**Selected excerpt**
An Spailpín has a friend who was heartbroken after Ireland's defeat to France last Saturday week. It was like the first time a man gets stabbed in the back by a girl - his lower lip was quivering, he was a mass of hurt and he just couldn't figure out how it could have happened. It was, he told me, the first time he attended an Irish rugby game where Ireland had lost.
And that explains it. This young man became rugby aware in the professional era, whereas An Spailpín vividly remembers Jimmy Davidson trying to graft "Team Ulster" onto Ireland, the Brian Smyth era, Rob Saunders, the whole damned lot. Today, twenty-four hours after Wales restored their Grand Slam tradition, my friend got a taste of old-style Ireland, and An Spailpín is not looking forward to meeting him tomorrow. Nor for the foreseable Irish rugby future, which looks, in a word, bleak.
The always prescient Keith Duggan sounded a warning note in his Sideline Cut column in yesterday's Irish Times. Duggan reminded us that Ireland picks its rugby team from a tiny, tiny pool of players. When Gordon D'Arcy twanged his hamstring in Rome, there was a big drop in quality in the Irish backline. This contrasts remarkably with France, as Duggan pointed out: "Stripped of his first-choice and then his second-choice centre, Monsieur Laporte had the luxury of capping the never-to-be-forgotten Benoit Baby, who proceeded to run riot in an all too French way. That alone pin-pointed the difference between the two nations."
Ireland, with the occasional overseas exception, draws its international rugby team from two teams, Leinster and Munster. By rights it should be three, including Ulster, who seem to be having certain difficulties embracing all that professionalism entails, but even then, when you're talking about picking a representative side from three teams, you're talking about facing the same selection choices as the Leitrim senior hurling manager - there are only three hurling clubs in Leitrim.

**Record excerpts**
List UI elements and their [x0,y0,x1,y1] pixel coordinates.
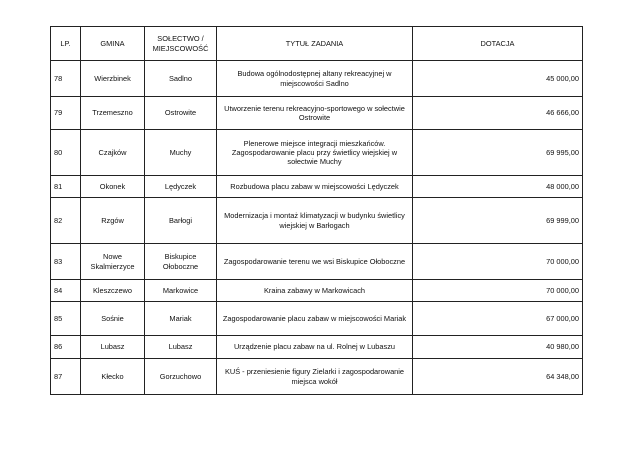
cell-gmina: Lubasz [81,336,145,359]
cell-gmina: Kłecko [81,359,145,395]
table-row [51,302,583,336]
cell-gmina: Okonek [81,176,145,198]
header-gmina: GMINA [81,27,145,61]
cell-amount: 40 980,00 [413,336,583,359]
table-row [51,359,583,395]
cell-lp: 82 [51,198,81,244]
cell-lp: 87 [51,359,81,395]
header-row [51,27,583,61]
cell-lp: 78 [51,61,81,97]
cell-amount: 70 000,00 [413,244,583,280]
table-row [51,336,583,359]
cell-amount: 67 000,00 [413,302,583,336]
cell-solectwo: Muchy [145,130,217,176]
cell-amount: 46 666,00 [413,97,583,130]
table-row [51,97,583,130]
cell-solectwo: Biskupice Ołoboczne [145,244,217,280]
cell-lp: 85 [51,302,81,336]
cell-gmina: Trzemeszno [81,97,145,130]
cell-title: Zagospodarowanie terenu we wsi Biskupice Ołoboczne [217,244,413,280]
cell-gmina: Rzgów [81,198,145,244]
cell-lp: 80 [51,130,81,176]
table-row [51,176,583,198]
cell-amount: 45 000,00 [413,61,583,97]
cell-solectwo: Mariak [145,302,217,336]
cell-title: Kraina zabawy w Markowicach [217,280,413,302]
cell-title: Utworzenie terenu rekreacyjno-sportowego w sołectwie Ostrowite [217,97,413,130]
table-row [51,130,583,176]
cell-title: Plenerowe miejsce integracji mieszkańców. Zagospodarowanie placu przy świetlicy wiejskiej w sołectwie Muchy [217,130,413,176]
cell-amount: 69 995,00 [413,130,583,176]
grant-table [50,26,583,395]
cell-title: Modernizacja i montaż klimatyzacji w budynku świetlicy wiejskiej w Barłogach [217,198,413,244]
header-solectwo: SOŁECTWO / MIEJSCOWOŚĆ [145,27,217,61]
cell-amount: 70 000,00 [413,280,583,302]
cell-title: Rozbudowa placu zabaw w miejscowości Lędyczek [217,176,413,198]
header-title: TYTUŁ ZADANIA [217,27,413,61]
cell-lp: 83 [51,244,81,280]
cell-gmina: Wierzbinek [81,61,145,97]
cell-gmina: Kleszczewo [81,280,145,302]
table-row [51,280,583,302]
cell-solectwo: Lubasz [145,336,217,359]
cell-solectwo: Ostrowite [145,97,217,130]
cell-title: Urządzenie placu zabaw na ul. Rolnej w Lubaszu [217,336,413,359]
cell-solectwo: Markowice [145,280,217,302]
cell-lp: 86 [51,336,81,359]
cell-amount: 69 999,00 [413,198,583,244]
cell-solectwo: Barłogi [145,198,217,244]
cell-gmina: Sośnie [81,302,145,336]
table-row [51,198,583,244]
cell-title: KUŚ - przeniesienie figury Zielarki i zagospodarowanie miejsca wokół [217,359,413,395]
cell-solectwo: Gorzuchowo [145,359,217,395]
table-row [51,61,583,97]
header-lp: LP. [51,27,81,61]
cell-solectwo: Sadlno [145,61,217,97]
cell-lp: 84 [51,280,81,302]
cell-gmina: Nowe Skalmierzyce [81,244,145,280]
cell-amount: 48 000,00 [413,176,583,198]
cell-lp: 79 [51,97,81,130]
cell-lp: 81 [51,176,81,198]
cell-title: Zagospodarowanie placu zabaw w miejscowości Mariak [217,302,413,336]
header-amount: DOTACJA [413,27,583,61]
cell-amount: 64 348,00 [413,359,583,395]
table-row [51,244,583,280]
cell-gmina: Czajków [81,130,145,176]
cell-solectwo: Lędyczek [145,176,217,198]
cell-title: Budowa ogólnodostępnej altany rekreacyjnej w miejscowości Sadlno [217,61,413,97]
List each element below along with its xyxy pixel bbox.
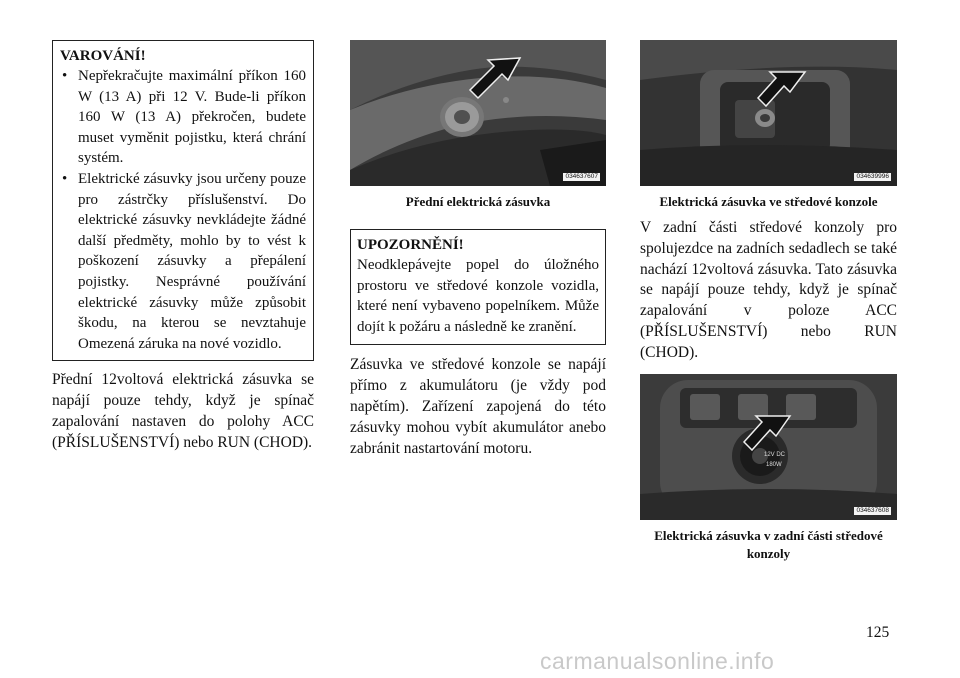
- console-outlet-photo: [640, 40, 897, 186]
- warning-list: [60, 66, 306, 354]
- front-outlet-caption: Přední elektrická zásuvka: [405, 194, 551, 209]
- front-outlet-paragraph: Přední 12voltová elektrická zásuvka se napájí pouze tehdy, když je spínač zapalování nastaven do polohy ACC (PŘÍSLUŠENSTVÍ) nebo RUN (CHOD).: [52, 371, 314, 451]
- column-middle: [350, 40, 606, 459]
- caution-text: Neodklepávejte popel do úložného prostoru ve středové konzole vozidla, které není vybaveno popelníkem. Může dojít k požáru a následně ke zranění.: [357, 257, 599, 335]
- caution-box: [350, 229, 606, 345]
- rear-outlet-paragraph: V zadní části středové konzoly pro spolujezdce na zadních sedadlech se také nachází 12voltová zásuvka. Tato zásuvka se napájí pouze tehdy, když je spínač zapalování v poloze ACC (PŘÍSLUŠENSTVÍ) nebo RUN (CHOD).: [640, 219, 897, 361]
- warning-item: • Nepřekračujte maximální příkon 160 W (13 A) při 12 V. Bude-li příkon 160 W (13 A) překročen, budete muset vyměnit pojistku, která chrání systém.: [60, 66, 306, 169]
- caution-title: UPOZORNĚNÍ!: [357, 237, 464, 253]
- rear-outlet-photo: [640, 374, 897, 520]
- warning-box: [52, 40, 314, 361]
- column-right: [640, 40, 897, 563]
- watermark: carmanualsonline.info: [540, 648, 775, 674]
- photo-code: 034637607: [565, 173, 598, 180]
- page-number: 125: [866, 624, 890, 641]
- warning-item: • Elektrické zásuvky jsou určeny pouze pro zástrčky příslušenství. Do elektrické zásuvky nevkládejte žádné další předměty, mohlo by to vést k poškození zásuvky a přepálení pojistky. Nesprávné používání elektrické zásuvky může způsobit škodu, na kterou se nevztahuje Omezená záruka na nové vozidlo.: [60, 169, 306, 354]
- outlet-label-top: 12V DC: [764, 451, 786, 458]
- rear-outlet-caption: Elektrická zásuvka v zadní části středové konzoly: [654, 527, 883, 561]
- console-outlet-illustration: [640, 40, 897, 186]
- warning-title: VAROVÁNÍ!: [60, 48, 146, 64]
- photo-code: 034639996: [856, 173, 889, 180]
- rear-outlet-illustration: [640, 374, 897, 520]
- outlet-label-bottom: 180W: [766, 461, 782, 468]
- console-outlet-paragraph: Zásuvka ve středové konzole se napájí přímo z akumulátoru (je vždy pod napětím). Zařízení zapojená do této zásuvky mohou vybít akumulátor anebo zabránit nastartování motoru.: [350, 356, 606, 457]
- console-outlet-caption: Elektrická zásuvka ve středové konzole: [659, 194, 878, 209]
- column-left: [52, 40, 314, 454]
- photo-code: 034637608: [856, 506, 889, 514]
- front-outlet-photo: [350, 40, 606, 186]
- front-outlet-illustration: [350, 40, 606, 186]
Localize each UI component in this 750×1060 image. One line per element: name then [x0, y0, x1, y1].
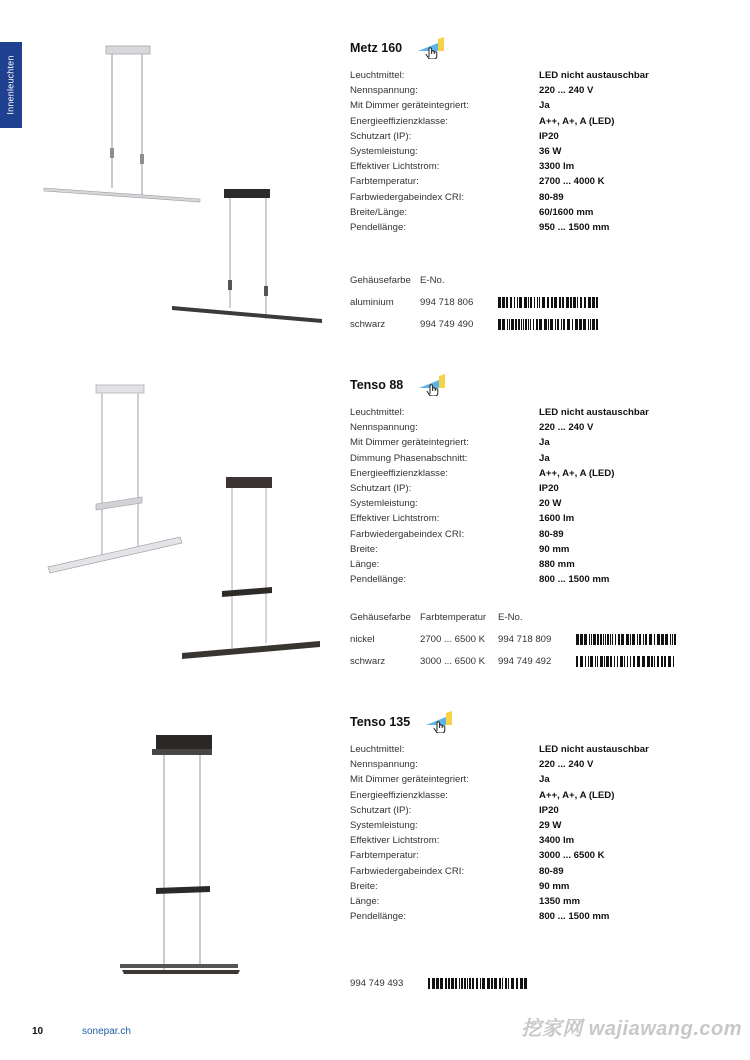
header-eno: E-No. — [498, 612, 523, 623]
order-eno: 994 749 493 — [350, 978, 404, 990]
barcode-icon — [576, 656, 676, 667]
spec-value: 36 W — [539, 145, 562, 157]
spec-key: Farbwiedergabeindex CRI: — [350, 865, 465, 877]
spec-value: 90 mm — [539, 880, 570, 892]
spec-row — [350, 864, 730, 879]
spec-row — [350, 83, 730, 98]
spec-key: Pendellänge: — [350, 574, 407, 586]
order-farbe: schwarz — [350, 318, 386, 330]
order-row — [350, 629, 676, 651]
page-number: 10 — [32, 1026, 44, 1037]
barcode-icon — [576, 634, 676, 645]
spec-value: IP20 — [539, 130, 559, 142]
spec-value: LED nicht austauschbar — [539, 744, 649, 755]
spec-row — [350, 742, 730, 757]
website-link[interactable]: sonepar.ch — [82, 1026, 131, 1037]
spec-row — [350, 848, 730, 863]
spec-key: Leuchtmittel: — [350, 407, 405, 418]
dimmer-hand-icon — [417, 374, 447, 396]
spec-value: 220 ... 240 V — [539, 85, 594, 97]
spec-key: Farbwiedergabeindex CRI: — [350, 528, 465, 540]
spec-key: Länge: — [350, 558, 380, 570]
order-header — [350, 611, 676, 625]
product-image-metz-160 — [40, 36, 330, 331]
order-header — [350, 274, 598, 288]
order-row — [350, 314, 598, 336]
barcode-icon — [428, 978, 528, 989]
dimmer-hand-icon — [424, 711, 454, 733]
spec-row — [350, 451, 730, 466]
spec-key: Farbwiedergabeindex CRI: — [350, 191, 465, 203]
spec-row — [350, 420, 730, 435]
header-farbtemperatur: Farbtemperatur — [420, 612, 487, 623]
spec-value: Ja — [539, 774, 550, 786]
spec-value: 950 ... 1500 mm — [539, 221, 610, 233]
spec-value: IP20 — [539, 804, 559, 816]
spec-row — [350, 220, 730, 235]
spec-key: Energieeffizienzklasse: — [350, 467, 448, 479]
spec-row — [350, 511, 730, 526]
spec-key: Schutzart (IP): — [350, 482, 412, 494]
spec-row — [350, 757, 730, 772]
spec-row — [350, 772, 730, 787]
spec-value: A++, A+, A (LED) — [539, 467, 615, 479]
order-table — [350, 274, 598, 335]
spec-value: 80-89 — [539, 865, 564, 877]
order-farbe: schwarz — [350, 655, 386, 667]
spec-key: Nennspannung: — [350, 422, 418, 434]
product-info — [350, 710, 730, 924]
spec-key: Breite: — [350, 880, 378, 892]
spec-key: Pendellänge: — [350, 221, 407, 233]
spec-list — [350, 405, 730, 587]
spec-row — [350, 833, 730, 848]
spec-value: Ja — [539, 452, 550, 464]
spec-key: Länge: — [350, 895, 380, 907]
order-farbe: nickel — [350, 634, 375, 646]
spec-value: 3000 ... 6500 K — [539, 850, 605, 862]
spec-value: 880 mm — [539, 558, 575, 570]
page-footer — [32, 1026, 131, 1037]
order-eno: 994 718 806 — [420, 297, 474, 309]
spec-row — [350, 803, 730, 818]
category-tab — [0, 42, 22, 128]
spec-value: 2700 ... 4000 K — [539, 176, 605, 188]
spec-row — [350, 144, 730, 159]
order-eno: 994 749 492 — [498, 655, 552, 667]
spec-key: Energieeffizienzklasse: — [350, 789, 448, 801]
spec-key: Mit Dimmer geräteintegriert: — [350, 100, 469, 112]
order-eno: 994 749 490 — [420, 318, 474, 330]
spec-row — [350, 205, 730, 220]
spec-key: Leuchtmittel: — [350, 70, 405, 81]
spec-row — [350, 481, 730, 496]
spec-row — [350, 98, 730, 113]
product-title-row — [350, 373, 730, 397]
spec-key: Nennspannung: — [350, 759, 418, 771]
spec-row — [350, 818, 730, 833]
spec-key: Systemleistung: — [350, 819, 418, 831]
spec-value: 3300 lm — [539, 161, 575, 173]
spec-value: 220 ... 240 V — [539, 422, 594, 434]
spec-row — [350, 572, 730, 587]
spec-key: Leuchtmittel: — [350, 744, 405, 755]
spec-row — [350, 909, 730, 924]
spec-row — [350, 527, 730, 542]
order-farbtemperatur: 2700 ... 6500 K — [420, 634, 486, 646]
order-row — [350, 973, 528, 995]
order-row — [350, 651, 676, 673]
spec-value: IP20 — [539, 482, 559, 494]
spec-key: Dimmung Phasenabschnitt: — [350, 452, 468, 464]
spec-list — [350, 68, 730, 235]
header-eno: E-No. — [420, 275, 445, 286]
spec-key: Schutzart (IP): — [350, 130, 412, 142]
spec-row — [350, 435, 730, 450]
spec-value: 220 ... 240 V — [539, 759, 594, 771]
spec-value: A++, A+, A (LED) — [539, 789, 615, 801]
order-row — [350, 292, 598, 314]
spec-key: Farbtemperatur: — [350, 850, 419, 862]
barcode-icon — [498, 297, 598, 308]
spec-row — [350, 466, 730, 481]
order-farbtemperatur: 3000 ... 6500 K — [420, 655, 486, 667]
spec-value: LED nicht austauschbar — [539, 407, 649, 418]
spec-key: Mit Dimmer geräteintegriert: — [350, 437, 469, 449]
spec-value: 60/1600 mm — [539, 206, 594, 218]
spec-row — [350, 129, 730, 144]
spec-value: 800 ... 1500 mm — [539, 574, 610, 586]
product-title: Tenso 135 — [350, 715, 411, 729]
product-info — [350, 373, 730, 587]
spec-row — [350, 542, 730, 557]
header-gehaeusefarbe: Gehäusefarbe — [350, 275, 411, 286]
spec-row — [350, 190, 730, 205]
spec-row — [350, 114, 730, 129]
spec-key: Effektiver Lichtstrom: — [350, 161, 440, 173]
order-farbe: aluminium — [350, 297, 394, 309]
spec-key: Schutzart (IP): — [350, 804, 412, 816]
spec-key: Mit Dimmer geräteintegriert: — [350, 774, 469, 786]
spec-value: 80-89 — [539, 191, 564, 203]
spec-key: Farbtemperatur: — [350, 176, 419, 188]
spec-value: Ja — [539, 437, 550, 449]
order-table — [350, 611, 676, 672]
header-gehaeusefarbe: Gehäusefarbe — [350, 612, 411, 623]
spec-value: 1600 lm — [539, 513, 575, 525]
spec-value: 90 mm — [539, 543, 570, 555]
spec-key: Systemleistung: — [350, 145, 418, 157]
product-title-row — [350, 36, 730, 60]
spec-key: Effektiver Lichtstrom: — [350, 513, 440, 525]
barcode-icon — [498, 319, 598, 330]
order-eno: 994 718 809 — [498, 634, 552, 646]
spec-row — [350, 879, 730, 894]
spec-key: Energieeffizienzklasse: — [350, 115, 448, 127]
spec-row — [350, 405, 730, 420]
product-image-tenso-88 — [40, 373, 330, 668]
spec-row — [350, 894, 730, 909]
spec-row — [350, 496, 730, 511]
spec-row — [350, 557, 730, 572]
spec-value: 800 ... 1500 mm — [539, 911, 610, 923]
product-image-tenso-135 — [40, 710, 330, 990]
watermark: 挖家网 wajiawang.com — [521, 1018, 742, 1040]
spec-value: 20 W — [539, 498, 562, 510]
spec-key: Pendellänge: — [350, 911, 407, 923]
dimmer-hand-icon — [416, 37, 446, 59]
spec-value: 29 W — [539, 819, 562, 831]
product-title-row — [350, 710, 730, 734]
spec-key: Systemleistung: — [350, 498, 418, 510]
category-tab-label: Innenleuchten — [6, 55, 16, 115]
spec-value: LED nicht austauschbar — [539, 70, 649, 81]
spec-key: Nennspannung: — [350, 85, 418, 97]
spec-value: 80-89 — [539, 528, 564, 540]
spec-value: 3400 lm — [539, 835, 575, 847]
product-info — [350, 36, 730, 235]
spec-row — [350, 68, 730, 83]
spec-row — [350, 174, 730, 189]
spec-value: Ja — [539, 100, 550, 112]
spec-key: Breite: — [350, 543, 378, 555]
spec-value: A++, A+, A (LED) — [539, 115, 615, 127]
spec-key: Effektiver Lichtstrom: — [350, 835, 440, 847]
order-table — [350, 973, 528, 995]
spec-list — [350, 742, 730, 924]
spec-row — [350, 788, 730, 803]
spec-row — [350, 159, 730, 174]
spec-value: 1350 mm — [539, 895, 581, 907]
product-title: Tenso 88 — [350, 378, 404, 392]
product-title: Metz 160 — [350, 41, 403, 55]
spec-key: Breite/Länge: — [350, 206, 408, 218]
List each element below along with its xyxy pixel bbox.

**Directions for this task**
Resume the column on Irish rugby after its final sentence about the three hurling clubs in Leitrim, and carry it forward in the same voice.

**Output**
As was rightly pointed out in the TV analysis after Wales stormed through Ireland at Cardiff, it's not like there was a Campbell/Ward argument going on. Maybe you could argue about bringing Trevor Brennan into to the panel to add some steel at the backrow, or certainly argue about Donncha O'Callaghan at Number Eight, but other than that the Irish side was as good a XV as we can put out. And it wasn't good enough, end of story. The only real suprise is how we've been able to compete at the highest level as well as we have for as long as we have.
And it would also be churlish in the extreme to take anything away from what was is a superb Welsh team. Two legends of Welsh rugby, Cliff Morgan and Phil Bennett, have both sung the team's praises for playing in the Welsh way, which means supporting the selection of Shane Williams on the wing. The argument is the argument of wanting to win more than fearing to lose - modern rugby wisdom supports the selection of a behometh like Ben Cohen on the wing, on the basis that not much will get past him. For Wales and Williams, as it was for Australia and David Campese when Alan Jones was in charge, they'll let the other fellas worry about who's getting past whom.
Lions time. A number of Irish players saw their chances of a Lions test place go up in smoke yesterday. Brian O'Driscoll only added to his considerable lustre in Cardiff, while I have more to say on Paul O'Connell anon. On his first season as an Ireland player, Johnny O'Connor was exemplary. On a day when Ireland were lashed and battered by Wales, O'Connor took his inspiration from Dylan Thomas, and raged, raged, against the dying of the light. After an inauspicious start against South Africa and Argentina, O'Connor has now claimed the Irish openside as his own feudal domain, and edges Martyn Williams for my money for the Lions' openside.
Eddie O'Sullivan didn't do Ronan O'Gara's chances of Lions selection any good at all by hauling him off. O'Gara had not been having a good day at the office, but it wasn't one of his nightmare games either, like against France in the World Cup. However, once his own national coach lost faith in him he will have few singing for him at the Lions selection meetings, and Sir Clive Woodward's quote in this morning's Sunday Times that he is "fully confident" of Jonny Wilkinson touring means that Ronan O'Gara is now in very real danger of watching the Lions on the telly at home in Cork.
Geordan Murphy hasn't done himself any favours either. The Lions have seven games before the first test at Christchurch (including, disgracefully, one on home soil - does tradition mean nothing to people?) and Murphy will need to step up very high indeed to make a claim for the fifteen shirt. I have a surprise selection for fifteen myself, but first let me address some thought to the captaincy.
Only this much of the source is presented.